§ **Input rows**

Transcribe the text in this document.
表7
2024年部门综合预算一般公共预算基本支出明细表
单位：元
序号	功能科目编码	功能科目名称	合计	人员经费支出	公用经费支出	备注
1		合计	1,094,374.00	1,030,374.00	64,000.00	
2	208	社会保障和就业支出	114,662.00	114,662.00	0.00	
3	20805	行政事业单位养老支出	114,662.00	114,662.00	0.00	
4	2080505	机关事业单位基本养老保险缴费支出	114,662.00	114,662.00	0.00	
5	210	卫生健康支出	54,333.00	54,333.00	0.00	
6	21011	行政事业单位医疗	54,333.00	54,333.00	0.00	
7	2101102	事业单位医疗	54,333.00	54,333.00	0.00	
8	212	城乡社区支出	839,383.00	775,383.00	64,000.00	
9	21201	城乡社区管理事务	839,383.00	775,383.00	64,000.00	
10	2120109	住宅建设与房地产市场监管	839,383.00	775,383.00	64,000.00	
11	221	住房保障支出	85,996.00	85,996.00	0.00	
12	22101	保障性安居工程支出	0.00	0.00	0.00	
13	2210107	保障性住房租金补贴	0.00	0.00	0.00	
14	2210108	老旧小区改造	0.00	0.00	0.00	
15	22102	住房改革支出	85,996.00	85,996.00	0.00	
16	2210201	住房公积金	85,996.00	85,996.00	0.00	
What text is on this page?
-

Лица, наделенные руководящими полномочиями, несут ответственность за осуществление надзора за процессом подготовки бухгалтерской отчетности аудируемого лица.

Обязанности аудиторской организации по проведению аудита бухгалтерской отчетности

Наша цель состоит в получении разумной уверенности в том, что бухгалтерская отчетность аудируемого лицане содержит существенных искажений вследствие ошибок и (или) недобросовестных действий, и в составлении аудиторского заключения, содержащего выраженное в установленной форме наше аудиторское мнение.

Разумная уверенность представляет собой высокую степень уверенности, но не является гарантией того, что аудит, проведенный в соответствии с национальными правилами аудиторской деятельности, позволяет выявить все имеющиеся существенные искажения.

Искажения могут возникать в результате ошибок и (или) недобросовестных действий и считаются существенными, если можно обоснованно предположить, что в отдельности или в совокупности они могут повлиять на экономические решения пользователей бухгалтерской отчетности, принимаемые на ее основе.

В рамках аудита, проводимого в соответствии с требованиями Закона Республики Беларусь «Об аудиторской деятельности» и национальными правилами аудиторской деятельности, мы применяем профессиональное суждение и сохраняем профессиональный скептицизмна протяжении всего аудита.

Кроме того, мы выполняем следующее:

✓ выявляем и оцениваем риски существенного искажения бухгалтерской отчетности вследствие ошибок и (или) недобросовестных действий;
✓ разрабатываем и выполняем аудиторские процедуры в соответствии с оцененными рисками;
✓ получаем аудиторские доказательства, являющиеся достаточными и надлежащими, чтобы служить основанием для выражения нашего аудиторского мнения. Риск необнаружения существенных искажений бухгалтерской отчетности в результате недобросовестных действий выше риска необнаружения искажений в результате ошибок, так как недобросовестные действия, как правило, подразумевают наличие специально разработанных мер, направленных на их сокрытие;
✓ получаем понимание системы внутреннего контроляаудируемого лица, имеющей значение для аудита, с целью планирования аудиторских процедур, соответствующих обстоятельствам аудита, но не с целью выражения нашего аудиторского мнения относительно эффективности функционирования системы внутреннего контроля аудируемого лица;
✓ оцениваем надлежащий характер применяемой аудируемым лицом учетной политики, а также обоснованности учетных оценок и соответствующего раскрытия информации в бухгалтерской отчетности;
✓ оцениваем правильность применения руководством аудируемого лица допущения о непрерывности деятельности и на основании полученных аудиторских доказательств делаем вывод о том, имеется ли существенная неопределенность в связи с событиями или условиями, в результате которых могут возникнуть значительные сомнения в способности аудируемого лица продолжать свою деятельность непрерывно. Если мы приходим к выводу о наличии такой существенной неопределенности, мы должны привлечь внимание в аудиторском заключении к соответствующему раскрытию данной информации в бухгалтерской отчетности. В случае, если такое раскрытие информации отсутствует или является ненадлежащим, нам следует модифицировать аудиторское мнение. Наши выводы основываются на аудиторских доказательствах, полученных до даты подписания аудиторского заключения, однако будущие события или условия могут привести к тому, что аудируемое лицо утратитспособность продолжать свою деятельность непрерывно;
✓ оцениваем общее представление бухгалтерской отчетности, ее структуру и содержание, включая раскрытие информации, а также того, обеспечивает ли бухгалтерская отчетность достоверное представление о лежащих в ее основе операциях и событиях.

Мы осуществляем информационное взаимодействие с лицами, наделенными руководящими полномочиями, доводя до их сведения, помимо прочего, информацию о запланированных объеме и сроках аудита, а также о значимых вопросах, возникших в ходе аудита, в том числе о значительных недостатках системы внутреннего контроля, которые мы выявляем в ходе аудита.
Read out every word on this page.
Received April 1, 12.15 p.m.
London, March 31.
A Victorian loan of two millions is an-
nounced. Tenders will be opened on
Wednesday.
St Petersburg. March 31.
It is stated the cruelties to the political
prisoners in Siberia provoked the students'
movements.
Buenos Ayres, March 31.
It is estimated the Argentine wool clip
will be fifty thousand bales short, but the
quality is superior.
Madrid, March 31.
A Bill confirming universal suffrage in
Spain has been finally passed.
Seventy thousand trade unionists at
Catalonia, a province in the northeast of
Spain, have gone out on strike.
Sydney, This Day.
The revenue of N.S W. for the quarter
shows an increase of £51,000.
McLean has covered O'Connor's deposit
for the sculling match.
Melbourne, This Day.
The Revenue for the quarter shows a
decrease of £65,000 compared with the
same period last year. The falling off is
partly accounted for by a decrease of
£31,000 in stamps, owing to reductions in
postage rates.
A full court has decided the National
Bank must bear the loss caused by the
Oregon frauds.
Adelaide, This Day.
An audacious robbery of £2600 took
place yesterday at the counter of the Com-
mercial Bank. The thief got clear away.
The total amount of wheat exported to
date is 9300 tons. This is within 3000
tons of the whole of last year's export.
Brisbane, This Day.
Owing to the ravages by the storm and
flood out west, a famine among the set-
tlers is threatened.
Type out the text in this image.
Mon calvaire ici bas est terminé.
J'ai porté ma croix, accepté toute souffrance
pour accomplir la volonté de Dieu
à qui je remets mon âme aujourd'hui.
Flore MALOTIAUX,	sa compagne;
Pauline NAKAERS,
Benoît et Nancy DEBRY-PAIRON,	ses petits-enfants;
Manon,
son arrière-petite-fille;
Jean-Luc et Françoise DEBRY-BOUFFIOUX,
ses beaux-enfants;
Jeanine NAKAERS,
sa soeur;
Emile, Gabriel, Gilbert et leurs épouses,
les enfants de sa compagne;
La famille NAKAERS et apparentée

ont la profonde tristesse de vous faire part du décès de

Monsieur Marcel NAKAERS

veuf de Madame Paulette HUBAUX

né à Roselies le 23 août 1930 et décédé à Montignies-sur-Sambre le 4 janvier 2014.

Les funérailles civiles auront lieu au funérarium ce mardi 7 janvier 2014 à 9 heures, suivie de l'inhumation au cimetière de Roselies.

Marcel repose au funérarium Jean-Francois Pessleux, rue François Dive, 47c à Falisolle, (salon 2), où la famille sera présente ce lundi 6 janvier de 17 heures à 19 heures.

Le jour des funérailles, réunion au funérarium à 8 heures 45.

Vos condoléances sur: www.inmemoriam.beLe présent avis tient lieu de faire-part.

§ **Brief**
Transcribe the records above exactly as they appear.

§ **Worked solution**
Transcribe the text in this document.
表7
2024年部门综合预算一般公共预算基本支出明细表
单位：元
序号	功能科目编码	功能科目名称	合计	人员经费支出	公用经费支出	备注
1		合计	1,094,374.00	1,030,374.00	64,000.00	
2	208	社会保障和就业支出	114,662.00	114,662.00	0.00	
3	20805	行政事业单位养老支出	114,662.00	114,662.00	0.00	
4	2080505	机关事业单位基本养老保险缴费支出	114,662.00	114,662.00	0.00	
5	210	卫生健康支出	54,333.00	54,333.00	0.00	
6	21011	行政事业单位医疗	54,333.00	54,333.00	0.00	
7	2101102	事业单位医疗	54,333.00	54,333.00	0.00	
8	212	城乡社区支出	839,383.00	775,383.00	64,000.00	
9	21201	城乡社区管理事务	839,383.00	775,383.00	64,000.00	
10	2120109	住宅建设与房地产市场监管	839,383.00	775,383.00	64,000.00	
11	221	住房保障支出	85,996.00	85,996.00	0.00	
12	22101	保障性安居工程支出	0.00	0.00	0.00	
13	2210107	保障性住房租金补贴	0.00	0.00	0.00	
14	2210108	老旧小区改造	0.00	0.00	0.00	
15	22102	住房改革支出	85,996.00	85,996.00	0.00	
16	2210201	住房公积金	85,996.00	85,996.00	0.00	
What text is on this page?
-

Лица, наделенные руководящими полномочиями, несут ответственность за осуществление надзора за процессом подготовки бухгалтерской отчетности аудируемого лица.

Обязанности аудиторской организации по проведению аудита бухгалтерской отчетности

Наша цель состоит в получении разумной уверенности в том, что бухгалтерская отчетность аудируемого лицане содержит существенных искажений вследствие ошибок и (или) недобросовестных действий, и в составлении аудиторского заключения, содержащего выраженное в установленной форме наше аудиторское мнение.

Разумная уверенность представляет собой высокую степень уверенности, но не является гарантией того, что аудит, проведенный в соответствии с национальными правилами аудиторской деятельности, позволяет выявить все имеющиеся существенные искажения.

Искажения могут возникать в результате ошибок и (или) недобросовестных действий и считаются существенными, если можно обоснованно предположить, что в отдельности или в совокупности они могут повлиять на экономические решения пользователей бухгалтерской отчетности, принимаемые на ее основе.

В рамках аудита, проводимого в соответствии с требованиями Закона Республики Беларусь «Об аудиторской деятельности» и национальными правилами аудиторской деятельности, мы применяем профессиональное суждение и сохраняем профессиональный скептицизмна протяжении всего аудита.

Кроме того, мы выполняем следующее:

✓ выявляем и оцениваем риски существенного искажения бухгалтерской отчетности вследствие ошибок и (или) недобросовестных действий;
✓ разрабатываем и выполняем аудиторские процедуры в соответствии с оцененными рисками;
✓ получаем аудиторские доказательства, являющиеся достаточными и надлежащими, чтобы служить основанием для выражения нашего аудиторского мнения. Риск необнаружения существенных искажений бухгалтерской отчетности в результате недобросовестных действий выше риска необнаружения искажений в результате ошибок, так как недобросовестные действия, как правило, подразумевают наличие специально разработанных мер, направленных на их сокрытие;
✓ получаем понимание системы внутреннего контроляаудируемого лица, имеющей значение для аудита, с целью планирования аудиторских процедур, соответствующих обстоятельствам аудита, но не с целью выражения нашего аудиторского мнения относительно эффективности функционирования системы внутреннего контроля аудируемого лица;
✓ оцениваем надлежащий характер применяемой аудируемым лицом учетной политики, а также обоснованности учетных оценок и соответствующего раскрытия информации в бухгалтерской отчетности;
✓ оцениваем правильность применения руководством аудируемого лица допущения о непрерывности деятельности и на основании полученных аудиторских доказательств делаем вывод о том, имеется ли существенная неопределенность в связи с событиями или условиями, в результате которых могут возникнуть значительные сомнения в способности аудируемого лица продолжать свою деятельность непрерывно. Если мы приходим к выводу о наличии такой существенной неопределенности, мы должны привлечь внимание в аудиторском заключении к соответствующему раскрытию данной информации в бухгалтерской отчетности. В случае, если такое раскрытие информации отсутствует или является ненадлежащим, нам следует модифицировать аудиторское мнение. Наши выводы основываются на аудиторских доказательствах, полученных до даты подписания аудиторского заключения, однако будущие события или условия могут привести к тому, что аудируемое лицо утратитспособность продолжать свою деятельность непрерывно;
✓ оцениваем общее представление бухгалтерской отчетности, ее структуру и содержание, включая раскрытие информации, а также того, обеспечивает ли бухгалтерская отчетность достоверное представление о лежащих в ее основе операциях и событиях.

Мы осуществляем информационное взаимодействие с лицами, наделенными руководящими полномочиями, доводя до их сведения, помимо прочего, информацию о запланированных объеме и сроках аудита, а также о значимых вопросах, возникших в ходе аудита, в том числе о значительных недостатках системы внутреннего контроля, которые мы выявляем в ходе аудита.
Read out every word on this page.
Received April 1, 12.15 p.m.
London, March 31.
A Victorian loan of two millions is an-
nounced. Tenders will be opened on
Wednesday.
St Petersburg. March 31.
It is stated the cruelties to the political
prisoners in Siberia provoked the students'
movements.
Buenos Ayres, March 31.
It is estimated the Argentine wool clip
will be fifty thousand bales short, but the
quality is superior.
Madrid, March 31.
A Bill confirming universal suffrage in
Spain has been finally passed.
Seventy thousand trade unionists at
Catalonia, a province in the northeast of
Spain, have gone out on strike.
Sydney, This Day.
The revenue of N.S W. for the quarter
shows an increase of £51,000.
McLean has covered O'Connor's deposit
for the sculling match.
Melbourne, This Day.
The Revenue for the quarter shows a
decrease of £65,000 compared with the
same period last year. The falling off is
partly accounted for by a decrease of
£31,000 in stamps, owing to reductions in
postage rates.
A full court has decided the National
Bank must bear the loss caused by the
Oregon frauds.
Adelaide, This Day.
An audacious robbery of £2600 took
place yesterday at the counter of the Com-
mercial Bank. The thief got clear away.
The total amount of wheat exported to
date is 9300 tons. This is within 3000
tons of the whole of last year's export.
Brisbane, This Day.
Owing to the ravages by the storm and
flood out west, a famine among the set-
tlers is threatened.
Type out the text in this image.
Mon calvaire ici bas est terminé.
J'ai porté ma croix, accepté toute souffrance
pour accomplir la volonté de Dieu
à qui je remets mon âme aujourd'hui.
Flore MALOTIAUX,	sa compagne;
Pauline NAKAERS,
Benoît et Nancy DEBRY-PAIRON,	ses petits-enfants;
Manon,
son arrière-petite-fille;
Jean-Luc et Françoise DEBRY-BOUFFIOUX,
ses beaux-enfants;
Jeanine NAKAERS,
sa soeur;
Emile, Gabriel, Gilbert et leurs épouses,
les enfants de sa compagne;
La famille NAKAERS et apparentée

ont la profonde tristesse de vous faire part du décès de

Monsieur Marcel NAKAERS

veuf de Madame Paulette HUBAUX

né à Roselies le 23 août 1930 et décédé à Montignies-sur-Sambre le 4 janvier 2014.

Les funérailles civiles auront lieu au funérarium ce mardi 7 janvier 2014 à 9 heures, suivie de l'inhumation au cimetière de Roselies.

Marcel repose au funérarium Jean-Francois Pessleux, rue François Dive, 47c à Falisolle, (salon 2), où la famille sera présente ce lundi 6 janvier de 17 heures à 19 heures.

Le jour des funérailles, réunion au funérarium à 8 heures 45.

Vos condoléances sur: www.inmemoriam.beLe présent avis tient lieu de faire-part.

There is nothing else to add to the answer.